WRITTEN PROBLEM: Would you transcribe the listing that follows, character for character, and omit its images?

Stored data
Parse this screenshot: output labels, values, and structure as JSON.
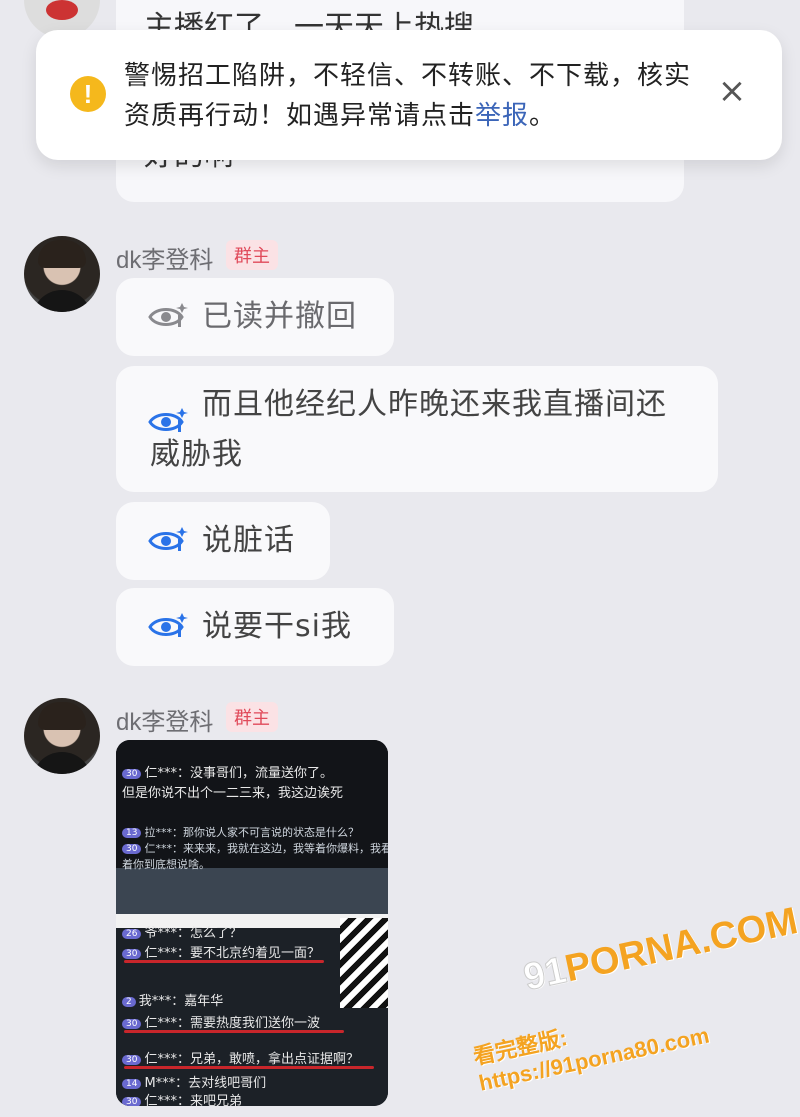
{
  "previous_message": {
    "line1": "主播红了，一天天上热搜",
    "line2": "好的啊"
  },
  "warning": {
    "text_before_link": "警惕招工陷阱，不轻信、不转账、不下载，核实资质再行动！如遇异常请点击",
    "link_label": "举报",
    "text_after_link": "。",
    "close_symbol": "×",
    "icon_symbol": "!",
    "accent_color": "#f5b81c",
    "link_color": "#3b65b8"
  },
  "messages": [
    {
      "sender": "dk李登科",
      "badge": "群主",
      "bubbles": [
        {
          "state": "read-withdrawn",
          "text": "已读并撤回",
          "icon": "eye-icon"
        },
        {
          "state": "read",
          "lines": [
            "而且他经纪人昨晚还来我直播间还",
            "威胁我"
          ],
          "icon": "eye-icon"
        },
        {
          "state": "read",
          "text": "说脏话",
          "icon": "eye-icon"
        },
        {
          "state": "read",
          "text": "说要干si我",
          "icon": "eye-icon"
        }
      ]
    },
    {
      "sender": "dk李登科",
      "badge": "群主",
      "image": {
        "top_lines": [
          {
            "level": "30",
            "text": "仁***：没事哥们，流量送你了。"
          },
          {
            "level": "",
            "text": "但是你说不出个一二三来，我这边诶死"
          }
        ],
        "mid_lines": [
          {
            "level": "13",
            "text": "拉***：那你说人家不可言说的状态是什么？"
          },
          {
            "level": "30",
            "text": "仁***：来来来，我就在这边，我等着你爆料，我看"
          },
          {
            "level": "",
            "text": "着你到底想说啥。"
          }
        ],
        "bottom_lines": [
          {
            "level": "26",
            "text": "爷***：怎么了？"
          },
          {
            "level": "30",
            "text": "仁***：要不北京约着见一面？"
          },
          {
            "level": "2",
            "text": "我***：嘉年华"
          },
          {
            "level": "30",
            "text": "仁***：需要热度我们送你一波"
          },
          {
            "level": "30",
            "text": "仁***：兄弟，敢喷，拿出点证据啊？"
          },
          {
            "level": "14",
            "text": "M***：去对线吧哥们"
          },
          {
            "level": "30",
            "text": "仁***：来吧兄弟"
          }
        ]
      }
    }
  ],
  "watermark": {
    "line1_prefix": "91",
    "line1": "PORNA.COM",
    "line2": "看完整版: https://91porna80.com"
  }
}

CORRECT ANSWER:
Parse this screenshot: output labels, values, and structure as JSON.
{
  "previous_message": {
    "line1": "主播红了，一天天上热搜",
    "line2": "好的啊"
  },
  "warning": {
    "text_before_link": "警惕招工陷阱，不轻信、不转账、不下载，核实资质再行动！如遇异常请点击",
    "link_label": "举报",
    "text_after_link": "。",
    "close_symbol": "×",
    "icon_symbol": "!",
    "accent_color": "#f5b81c",
    "link_color": "#3b65b8"
  },
  "messages": [
    {
      "sender": "dk李登科",
      "badge": "群主",
      "bubbles": [
        {
          "state": "read-withdrawn",
          "text": "已读并撤回",
          "icon": "eye-icon"
        },
        {
          "state": "read",
          "lines": [
            "而且他经纪人昨晚还来我直播间还",
            "威胁我"
          ],
          "icon": "eye-icon"
        },
        {
          "state": "read",
          "text": "说脏话",
          "icon": "eye-icon"
        },
        {
          "state": "read",
          "text": "说要干si我",
          "icon": "eye-icon"
        }
      ]
    },
    {
      "sender": "dk李登科",
      "badge": "群主",
      "image": {
        "top_lines": [
          {
            "level": "30",
            "text": "仁***：没事哥们，流量送你了。"
          },
          {
            "level": "",
            "text": "但是你说不出个一二三来，我这边诶死"
          }
        ],
        "mid_lines": [
          {
            "level": "13",
            "text": "拉***：那你说人家不可言说的状态是什么？"
          },
          {
            "level": "30",
            "text": "仁***：来来来，我就在这边，我等着你爆料，我看"
          },
          {
            "level": "",
            "text": "着你到底想说啥。"
          }
        ],
        "bottom_lines": [
          {
            "level": "26",
            "text": "爷***：怎么了？"
          },
          {
            "level": "30",
            "text": "仁***：要不北京约着见一面？"
          },
          {
            "level": "2",
            "text": "我***：嘉年华"
          },
          {
            "level": "30",
            "text": "仁***：需要热度我们送你一波"
          },
          {
            "level": "30",
            "text": "仁***：兄弟，敢喷，拿出点证据啊？"
          },
          {
            "level": "14",
            "text": "M***：去对线吧哥们"
          },
          {
            "level": "30",
            "text": "仁***：来吧兄弟"
          }
        ]
      }
    }
  ],
  "watermark": {
    "line1_prefix": "91",
    "line1": "PORNA.COM",
    "line2": "看完整版: https://91porna80.com"
  }
}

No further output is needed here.